» Given request
Restate the data below word for word. Skip any images it contains.

--- Records shown ---

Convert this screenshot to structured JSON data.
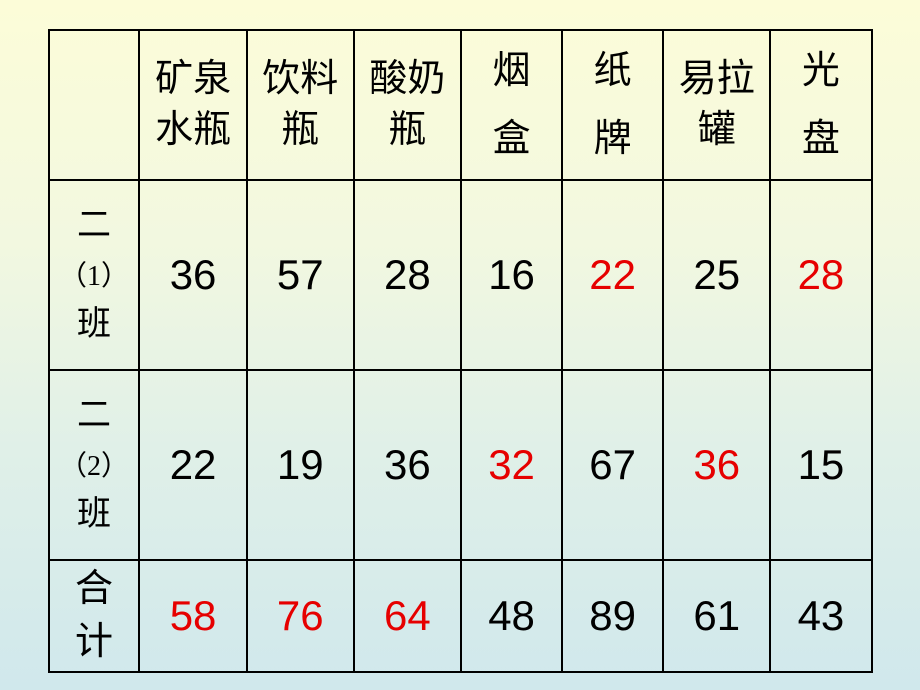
{
  "columns": {
    "c0": "",
    "c1_line1": "矿泉",
    "c1_line2": "水瓶",
    "c2_line1": "饮料",
    "c2_line2": "瓶",
    "c3_line1": "酸奶",
    "c3_line2": "瓶",
    "c4_line1": "烟",
    "c4_line2": "盒",
    "c5_line1": "纸",
    "c5_line2": "牌",
    "c6_line1": "易拉",
    "c6_line2": "罐",
    "c7_line1": "光",
    "c7_line2": "盘"
  },
  "rowlabels": {
    "r1_a": "二",
    "r1_b": "（1）",
    "r1_c": "班",
    "r2_a": "二",
    "r2_b": "（2）",
    "r2_c": "班",
    "r3_a": "合",
    "r3_b": "计"
  },
  "cells": {
    "r1": {
      "c1": "36",
      "c2": "57",
      "c3": "28",
      "c4": "16",
      "c5": "22",
      "c6": "25",
      "c7": "28"
    },
    "r2": {
      "c1": "22",
      "c2": "19",
      "c3": "36",
      "c4": "32",
      "c5": "67",
      "c6": "36",
      "c7": "15"
    },
    "r3": {
      "c1": "58",
      "c2": "76",
      "c3": "64",
      "c4": "48",
      "c5": "89",
      "c6": "61",
      "c7": "43"
    }
  },
  "highlight": {
    "r1": {
      "c1": false,
      "c2": false,
      "c3": false,
      "c4": false,
      "c5": true,
      "c6": false,
      "c7": true
    },
    "r2": {
      "c1": false,
      "c2": false,
      "c3": false,
      "c4": true,
      "c5": false,
      "c6": true,
      "c7": false
    },
    "r3": {
      "c1": true,
      "c2": true,
      "c3": true,
      "c4": false,
      "c5": false,
      "c6": false,
      "c7": false
    }
  },
  "style": {
    "border_color": "#000000",
    "text_color": "#000000",
    "highlight_color": "#e60000",
    "header_fontsize_pt": 38,
    "number_fontsize_pt": 42,
    "rowlabel_fontsize_pt": 34
  }
}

---

» Task response
Convert this screenshot to structured JSON data.
{
  "columns": {
    "c0": "",
    "c1_line1": "矿泉",
    "c1_line2": "水瓶",
    "c2_line1": "饮料",
    "c2_line2": "瓶",
    "c3_line1": "酸奶",
    "c3_line2": "瓶",
    "c4_line1": "烟",
    "c4_line2": "盒",
    "c5_line1": "纸",
    "c5_line2": "牌",
    "c6_line1": "易拉",
    "c6_line2": "罐",
    "c7_line1": "光",
    "c7_line2": "盘"
  },
  "rowlabels": {
    "r1_a": "二",
    "r1_b": "（1）",
    "r1_c": "班",
    "r2_a": "二",
    "r2_b": "（2）",
    "r2_c": "班",
    "r3_a": "合",
    "r3_b": "计"
  },
  "cells": {
    "r1": {
      "c1": "36",
      "c2": "57",
      "c3": "28",
      "c4": "16",
      "c5": "22",
      "c6": "25",
      "c7": "28"
    },
    "r2": {
      "c1": "22",
      "c2": "19",
      "c3": "36",
      "c4": "32",
      "c5": "67",
      "c6": "36",
      "c7": "15"
    },
    "r3": {
      "c1": "58",
      "c2": "76",
      "c3": "64",
      "c4": "48",
      "c5": "89",
      "c6": "61",
      "c7": "43"
    }
  },
  "highlight": {
    "r1": {
      "c1": false,
      "c2": false,
      "c3": false,
      "c4": false,
      "c5": true,
      "c6": false,
      "c7": true
    },
    "r2": {
      "c1": false,
      "c2": false,
      "c3": false,
      "c4": true,
      "c5": false,
      "c6": true,
      "c7": false
    },
    "r3": {
      "c1": true,
      "c2": true,
      "c3": true,
      "c4": false,
      "c5": false,
      "c6": false,
      "c7": false
    }
  },
  "style": {
    "border_color": "#000000",
    "text_color": "#000000",
    "highlight_color": "#e60000",
    "header_fontsize_pt": 38,
    "number_fontsize_pt": 42,
    "rowlabel_fontsize_pt": 34
  }
}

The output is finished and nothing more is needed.